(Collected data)
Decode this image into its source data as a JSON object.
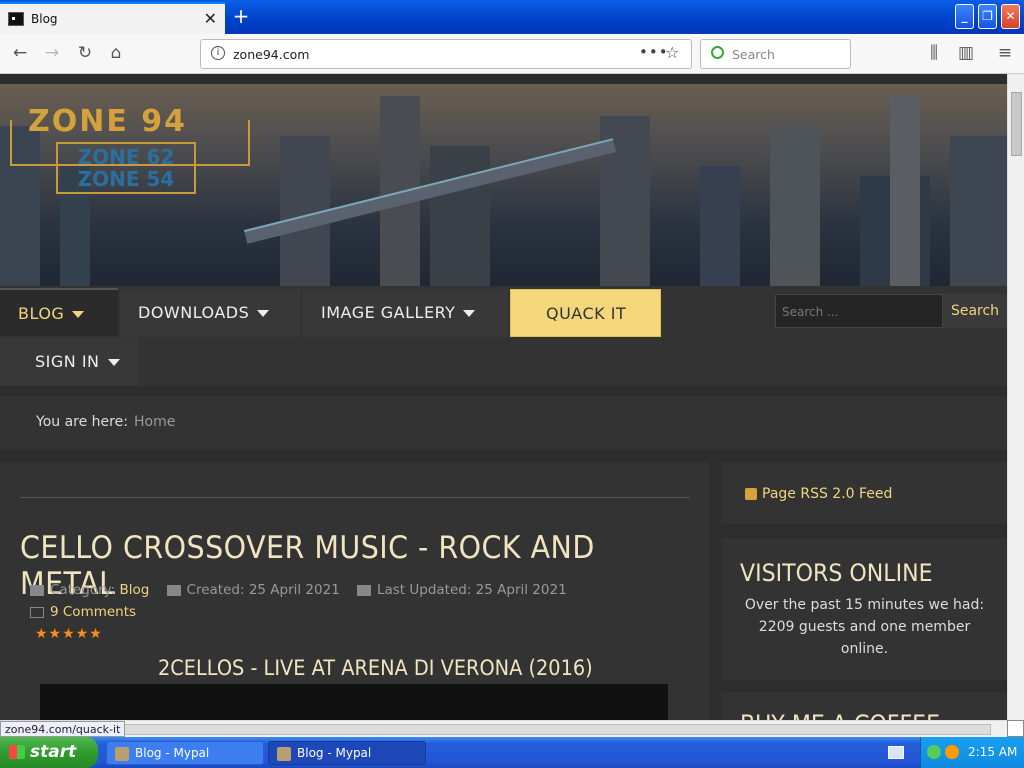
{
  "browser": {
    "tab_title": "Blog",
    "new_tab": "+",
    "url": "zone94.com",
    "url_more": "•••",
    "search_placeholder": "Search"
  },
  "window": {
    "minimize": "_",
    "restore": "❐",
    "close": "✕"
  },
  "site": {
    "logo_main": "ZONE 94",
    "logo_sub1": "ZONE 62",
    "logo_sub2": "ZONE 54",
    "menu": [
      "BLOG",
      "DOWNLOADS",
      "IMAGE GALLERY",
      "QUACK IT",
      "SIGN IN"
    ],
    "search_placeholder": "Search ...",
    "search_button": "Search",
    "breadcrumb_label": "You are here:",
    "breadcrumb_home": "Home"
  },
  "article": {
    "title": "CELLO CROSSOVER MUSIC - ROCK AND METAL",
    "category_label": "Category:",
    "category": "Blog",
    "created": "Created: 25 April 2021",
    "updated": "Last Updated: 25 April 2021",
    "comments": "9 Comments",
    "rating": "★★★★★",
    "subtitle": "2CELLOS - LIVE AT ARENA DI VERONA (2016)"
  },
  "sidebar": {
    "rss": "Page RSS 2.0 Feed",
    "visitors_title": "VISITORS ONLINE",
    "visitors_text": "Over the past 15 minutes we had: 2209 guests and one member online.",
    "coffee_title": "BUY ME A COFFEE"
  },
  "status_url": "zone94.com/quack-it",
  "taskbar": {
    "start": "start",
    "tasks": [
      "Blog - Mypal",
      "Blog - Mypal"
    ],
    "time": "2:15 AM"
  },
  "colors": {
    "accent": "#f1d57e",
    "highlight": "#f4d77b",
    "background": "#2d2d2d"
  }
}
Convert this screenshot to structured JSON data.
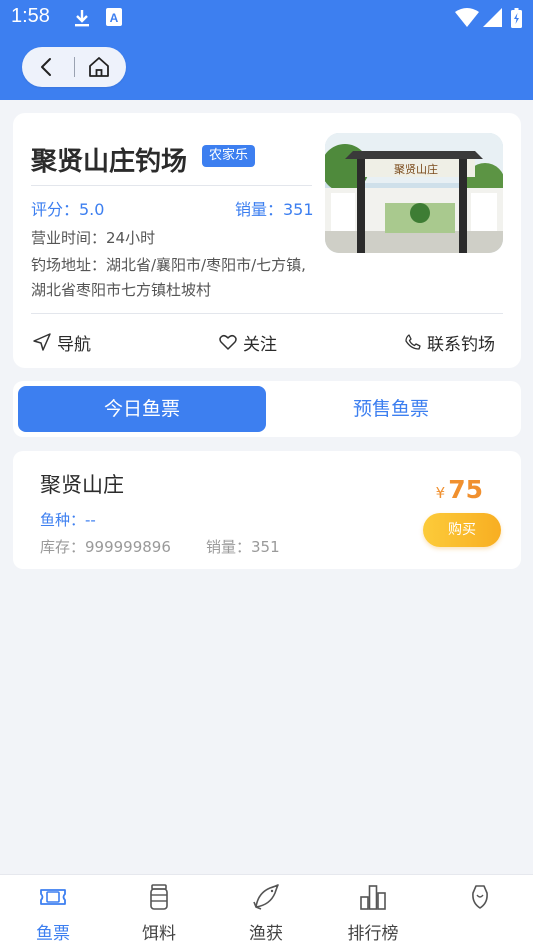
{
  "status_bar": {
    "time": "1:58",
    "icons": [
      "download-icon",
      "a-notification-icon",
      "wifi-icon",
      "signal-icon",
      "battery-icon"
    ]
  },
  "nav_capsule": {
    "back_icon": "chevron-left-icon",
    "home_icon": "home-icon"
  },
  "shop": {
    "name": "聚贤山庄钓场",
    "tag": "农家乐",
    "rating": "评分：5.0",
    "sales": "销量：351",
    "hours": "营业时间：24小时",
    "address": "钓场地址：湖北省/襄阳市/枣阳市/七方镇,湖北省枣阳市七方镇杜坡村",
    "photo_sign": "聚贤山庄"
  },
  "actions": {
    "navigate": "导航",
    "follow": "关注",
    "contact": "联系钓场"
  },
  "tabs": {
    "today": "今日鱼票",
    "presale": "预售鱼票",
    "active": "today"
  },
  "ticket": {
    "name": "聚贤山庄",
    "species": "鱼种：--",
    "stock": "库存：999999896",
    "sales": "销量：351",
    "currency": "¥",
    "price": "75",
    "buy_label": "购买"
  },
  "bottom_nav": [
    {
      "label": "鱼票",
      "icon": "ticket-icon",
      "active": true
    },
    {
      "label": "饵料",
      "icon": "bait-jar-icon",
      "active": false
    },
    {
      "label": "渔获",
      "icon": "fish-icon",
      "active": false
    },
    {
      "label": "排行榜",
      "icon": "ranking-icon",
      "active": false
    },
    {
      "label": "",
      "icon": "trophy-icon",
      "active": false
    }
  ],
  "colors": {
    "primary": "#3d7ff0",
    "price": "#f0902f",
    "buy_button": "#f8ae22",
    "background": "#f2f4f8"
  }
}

● Exercise brief
What is the number of lines in the data holding the word "JSON"? Reply with that number only.

● Answer for this exercise
2